Collected data entries:

— Start —

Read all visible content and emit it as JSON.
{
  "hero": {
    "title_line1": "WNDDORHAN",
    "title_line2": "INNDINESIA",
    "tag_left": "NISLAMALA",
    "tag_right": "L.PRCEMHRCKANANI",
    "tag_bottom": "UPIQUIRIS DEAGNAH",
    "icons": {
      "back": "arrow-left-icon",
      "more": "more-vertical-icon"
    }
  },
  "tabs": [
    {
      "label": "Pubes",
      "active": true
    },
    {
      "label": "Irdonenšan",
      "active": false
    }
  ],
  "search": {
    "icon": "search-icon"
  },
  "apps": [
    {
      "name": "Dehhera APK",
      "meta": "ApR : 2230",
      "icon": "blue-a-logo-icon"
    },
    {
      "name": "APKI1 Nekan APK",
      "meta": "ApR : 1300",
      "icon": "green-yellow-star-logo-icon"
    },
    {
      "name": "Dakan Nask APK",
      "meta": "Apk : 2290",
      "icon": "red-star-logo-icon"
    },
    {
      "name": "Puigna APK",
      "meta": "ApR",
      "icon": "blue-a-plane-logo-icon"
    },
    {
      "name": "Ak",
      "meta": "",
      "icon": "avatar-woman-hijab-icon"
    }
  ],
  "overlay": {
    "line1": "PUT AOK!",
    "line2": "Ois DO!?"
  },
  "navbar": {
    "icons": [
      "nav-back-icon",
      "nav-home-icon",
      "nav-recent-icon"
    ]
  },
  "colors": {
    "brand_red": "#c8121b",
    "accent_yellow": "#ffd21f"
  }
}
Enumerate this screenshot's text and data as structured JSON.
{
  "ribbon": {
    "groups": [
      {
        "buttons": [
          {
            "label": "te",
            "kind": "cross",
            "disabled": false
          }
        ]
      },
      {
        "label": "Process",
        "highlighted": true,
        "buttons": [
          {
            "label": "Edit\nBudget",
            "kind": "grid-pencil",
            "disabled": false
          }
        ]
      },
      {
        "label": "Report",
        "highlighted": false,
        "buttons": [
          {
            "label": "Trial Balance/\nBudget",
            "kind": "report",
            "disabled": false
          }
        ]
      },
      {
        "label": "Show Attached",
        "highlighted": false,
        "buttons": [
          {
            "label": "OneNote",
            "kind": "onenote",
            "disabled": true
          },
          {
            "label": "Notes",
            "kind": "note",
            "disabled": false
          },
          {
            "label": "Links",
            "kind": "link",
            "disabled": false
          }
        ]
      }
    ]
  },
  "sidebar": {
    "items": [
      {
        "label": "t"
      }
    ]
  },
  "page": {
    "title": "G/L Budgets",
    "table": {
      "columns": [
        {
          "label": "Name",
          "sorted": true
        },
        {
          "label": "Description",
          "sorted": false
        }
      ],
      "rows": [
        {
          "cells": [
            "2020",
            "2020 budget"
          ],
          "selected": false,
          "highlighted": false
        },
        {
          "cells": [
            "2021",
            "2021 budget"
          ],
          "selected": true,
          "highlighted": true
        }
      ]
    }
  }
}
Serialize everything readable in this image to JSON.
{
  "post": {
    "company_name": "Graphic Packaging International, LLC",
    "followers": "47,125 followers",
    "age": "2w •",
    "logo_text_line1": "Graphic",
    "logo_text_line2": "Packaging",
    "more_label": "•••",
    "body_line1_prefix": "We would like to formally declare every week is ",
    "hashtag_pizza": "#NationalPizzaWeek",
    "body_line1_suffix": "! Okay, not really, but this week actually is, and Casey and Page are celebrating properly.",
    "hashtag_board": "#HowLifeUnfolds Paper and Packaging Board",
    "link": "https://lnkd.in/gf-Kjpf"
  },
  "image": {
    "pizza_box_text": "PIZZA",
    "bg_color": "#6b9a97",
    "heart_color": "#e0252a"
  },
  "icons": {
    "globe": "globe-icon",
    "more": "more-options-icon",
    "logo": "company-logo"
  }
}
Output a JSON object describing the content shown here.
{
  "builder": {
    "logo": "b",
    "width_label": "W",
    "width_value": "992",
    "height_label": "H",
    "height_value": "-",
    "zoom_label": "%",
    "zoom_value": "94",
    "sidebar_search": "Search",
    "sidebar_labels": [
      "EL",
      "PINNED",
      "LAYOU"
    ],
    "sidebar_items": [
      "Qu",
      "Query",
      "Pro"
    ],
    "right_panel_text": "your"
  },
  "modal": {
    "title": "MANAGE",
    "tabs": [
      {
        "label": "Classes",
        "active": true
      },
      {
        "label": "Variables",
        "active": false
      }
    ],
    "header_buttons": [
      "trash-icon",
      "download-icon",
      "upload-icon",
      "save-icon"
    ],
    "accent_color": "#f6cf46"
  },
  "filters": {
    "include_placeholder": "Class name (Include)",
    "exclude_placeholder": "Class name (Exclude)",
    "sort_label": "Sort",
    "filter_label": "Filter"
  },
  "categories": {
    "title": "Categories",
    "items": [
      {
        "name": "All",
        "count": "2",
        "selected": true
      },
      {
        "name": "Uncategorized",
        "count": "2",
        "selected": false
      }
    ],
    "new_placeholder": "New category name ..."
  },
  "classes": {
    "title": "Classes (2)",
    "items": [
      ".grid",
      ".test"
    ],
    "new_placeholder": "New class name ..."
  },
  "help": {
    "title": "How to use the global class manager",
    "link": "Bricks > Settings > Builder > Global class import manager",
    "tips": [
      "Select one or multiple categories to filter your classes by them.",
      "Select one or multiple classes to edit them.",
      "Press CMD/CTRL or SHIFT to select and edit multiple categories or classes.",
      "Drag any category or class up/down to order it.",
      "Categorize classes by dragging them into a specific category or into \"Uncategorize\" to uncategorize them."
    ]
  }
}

— End —

Task objective → Would you write down every record again, exactly?

Written reply →
Read all visible content and emit it as JSON.
{
  "hero": {
    "title_line1": "WNDDORHAN",
    "title_line2": "INNDINESIA",
    "tag_left": "NISLAMALA",
    "tag_right": "L.PRCEMHRCKANANI",
    "tag_bottom": "UPIQUIRIS DEAGNAH",
    "icons": {
      "back": "arrow-left-icon",
      "more": "more-vertical-icon"
    }
  },
  "tabs": [
    {
      "label": "Pubes",
      "active": true
    },
    {
      "label": "Irdonenšan",
      "active": false
    }
  ],
  "search": {
    "icon": "search-icon"
  },
  "apps": [
    {
      "name": "Dehhera APK",
      "meta": "ApR : 2230",
      "icon": "blue-a-logo-icon"
    },
    {
      "name": "APKI1 Nekan APK",
      "meta": "ApR : 1300",
      "icon": "green-yellow-star-logo-icon"
    },
    {
      "name": "Dakan Nask APK",
      "meta": "Apk : 2290",
      "icon": "red-star-logo-icon"
    },
    {
      "name": "Puigna APK",
      "meta": "ApR",
      "icon": "blue-a-plane-logo-icon"
    },
    {
      "name": "Ak",
      "meta": "",
      "icon": "avatar-woman-hijab-icon"
    }
  ],
  "overlay": {
    "line1": "PUT AOK!",
    "line2": "Ois DO!?"
  },
  "navbar": {
    "icons": [
      "nav-back-icon",
      "nav-home-icon",
      "nav-recent-icon"
    ]
  },
  "colors": {
    "brand_red": "#c8121b",
    "accent_yellow": "#ffd21f"
  }
}
Enumerate this screenshot's text and data as structured JSON.
{
  "ribbon": {
    "groups": [
      {
        "buttons": [
          {
            "label": "te",
            "kind": "cross",
            "disabled": false
          }
        ]
      },
      {
        "label": "Process",
        "highlighted": true,
        "buttons": [
          {
            "label": "Edit\nBudget",
            "kind": "grid-pencil",
            "disabled": false
          }
        ]
      },
      {
        "label": "Report",
        "highlighted": false,
        "buttons": [
          {
            "label": "Trial Balance/\nBudget",
            "kind": "report",
            "disabled": false
          }
        ]
      },
      {
        "label": "Show Attached",
        "highlighted": false,
        "buttons": [
          {
            "label": "OneNote",
            "kind": "onenote",
            "disabled": true
          },
          {
            "label": "Notes",
            "kind": "note",
            "disabled": false
          },
          {
            "label": "Links",
            "kind": "link",
            "disabled": false
          }
        ]
      }
    ]
  },
  "sidebar": {
    "items": [
      {
        "label": "t"
      }
    ]
  },
  "page": {
    "title": "G/L Budgets",
    "table": {
      "columns": [
        {
          "label": "Name",
          "sorted": true
        },
        {
          "label": "Description",
          "sorted": false
        }
      ],
      "rows": [
        {
          "cells": [
            "2020",
            "2020 budget"
          ],
          "selected": false,
          "highlighted": false
        },
        {
          "cells": [
            "2021",
            "2021 budget"
          ],
          "selected": true,
          "highlighted": true
        }
      ]
    }
  }
}
Serialize everything readable in this image to JSON.
{
  "post": {
    "company_name": "Graphic Packaging International, LLC",
    "followers": "47,125 followers",
    "age": "2w •",
    "logo_text_line1": "Graphic",
    "logo_text_line2": "Packaging",
    "more_label": "•••",
    "body_line1_prefix": "We would like to formally declare every week is ",
    "hashtag_pizza": "#NationalPizzaWeek",
    "body_line1_suffix": "! Okay, not really, but this week actually is, and Casey and Page are celebrating properly.",
    "hashtag_board": "#HowLifeUnfolds Paper and Packaging Board",
    "link": "https://lnkd.in/gf-Kjpf"
  },
  "image": {
    "pizza_box_text": "PIZZA",
    "bg_color": "#6b9a97",
    "heart_color": "#e0252a"
  },
  "icons": {
    "globe": "globe-icon",
    "more": "more-options-icon",
    "logo": "company-logo"
  }
}
Output a JSON object describing the content shown here.
{
  "builder": {
    "logo": "b",
    "width_label": "W",
    "width_value": "992",
    "height_label": "H",
    "height_value": "-",
    "zoom_label": "%",
    "zoom_value": "94",
    "sidebar_search": "Search",
    "sidebar_labels": [
      "EL",
      "PINNED",
      "LAYOU"
    ],
    "sidebar_items": [
      "Qu",
      "Query",
      "Pro"
    ],
    "right_panel_text": "your"
  },
  "modal": {
    "title": "MANAGE",
    "tabs": [
      {
        "label": "Classes",
        "active": true
      },
      {
        "label": "Variables",
        "active": false
      }
    ],
    "header_buttons": [
      "trash-icon",
      "download-icon",
      "upload-icon",
      "save-icon"
    ],
    "accent_color": "#f6cf46"
  },
  "filters": {
    "include_placeholder": "Class name (Include)",
    "exclude_placeholder": "Class name (Exclude)",
    "sort_label": "Sort",
    "filter_label": "Filter"
  },
  "categories": {
    "title": "Categories",
    "items": [
      {
        "name": "All",
        "count": "2",
        "selected": true
      },
      {
        "name": "Uncategorized",
        "count": "2",
        "selected": false
      }
    ],
    "new_placeholder": "New category name ..."
  },
  "classes": {
    "title": "Classes (2)",
    "items": [
      ".grid",
      ".test"
    ],
    "new_placeholder": "New class name ..."
  },
  "help": {
    "title": "How to use the global class manager",
    "link": "Bricks > Settings > Builder > Global class import manager",
    "tips": [
      "Select one or multiple categories to filter your classes by them.",
      "Select one or multiple classes to edit them.",
      "Press CMD/CTRL or SHIFT to select and edit multiple categories or classes.",
      "Drag any category or class up/down to order it.",
      "Categorize classes by dragging them into a specific category or into \"Uncategorize\" to uncategorize them."
    ]
  }
}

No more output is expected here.